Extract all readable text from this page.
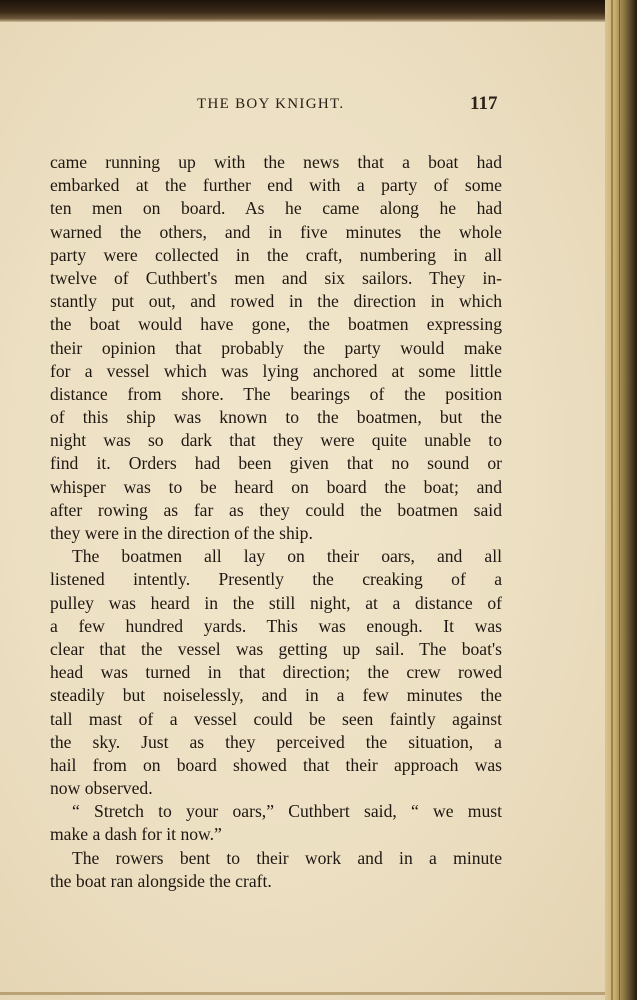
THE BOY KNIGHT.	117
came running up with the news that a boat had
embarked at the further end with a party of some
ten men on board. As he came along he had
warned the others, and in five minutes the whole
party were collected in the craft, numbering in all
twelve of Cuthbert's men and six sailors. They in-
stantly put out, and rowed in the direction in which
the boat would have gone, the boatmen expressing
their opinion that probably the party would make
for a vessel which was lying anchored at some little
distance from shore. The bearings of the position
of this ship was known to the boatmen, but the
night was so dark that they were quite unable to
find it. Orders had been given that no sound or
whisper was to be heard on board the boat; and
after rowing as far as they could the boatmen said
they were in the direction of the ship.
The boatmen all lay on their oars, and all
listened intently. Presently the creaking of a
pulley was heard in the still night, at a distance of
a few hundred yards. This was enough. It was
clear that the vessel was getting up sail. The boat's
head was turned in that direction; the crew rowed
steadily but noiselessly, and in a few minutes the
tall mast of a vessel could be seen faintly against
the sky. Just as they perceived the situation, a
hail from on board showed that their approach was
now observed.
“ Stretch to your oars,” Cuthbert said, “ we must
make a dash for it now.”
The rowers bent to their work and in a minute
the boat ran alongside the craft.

• THE EXERCISE: Could you repeat all of the material exactly? Pictures should not be copied.

• EXERCISE OUTPUT:
Extract all readable text from this page.
THE BOY KNIGHT.	117
came running up with the news that a boat had
embarked at the further end with a party of some
ten men on board. As he came along he had
warned the others, and in five minutes the whole
party were collected in the craft, numbering in all
twelve of Cuthbert's men and six sailors. They in-
stantly put out, and rowed in the direction in which
the boat would have gone, the boatmen expressing
their opinion that probably the party would make
for a vessel which was lying anchored at some little
distance from shore. The bearings of the position
of this ship was known to the boatmen, but the
night was so dark that they were quite unable to
find it. Orders had been given that no sound or
whisper was to be heard on board the boat; and
after rowing as far as they could the boatmen said
they were in the direction of the ship.
The boatmen all lay on their oars, and all
listened intently. Presently the creaking of a
pulley was heard in the still night, at a distance of
a few hundred yards. This was enough. It was
clear that the vessel was getting up sail. The boat's
head was turned in that direction; the crew rowed
steadily but noiselessly, and in a few minutes the
tall mast of a vessel could be seen faintly against
the sky. Just as they perceived the situation, a
hail from on board showed that their approach was
now observed.
“ Stretch to your oars,” Cuthbert said, “ we must
make a dash for it now.”
The rowers bent to their work and in a minute
the boat ran alongside the craft.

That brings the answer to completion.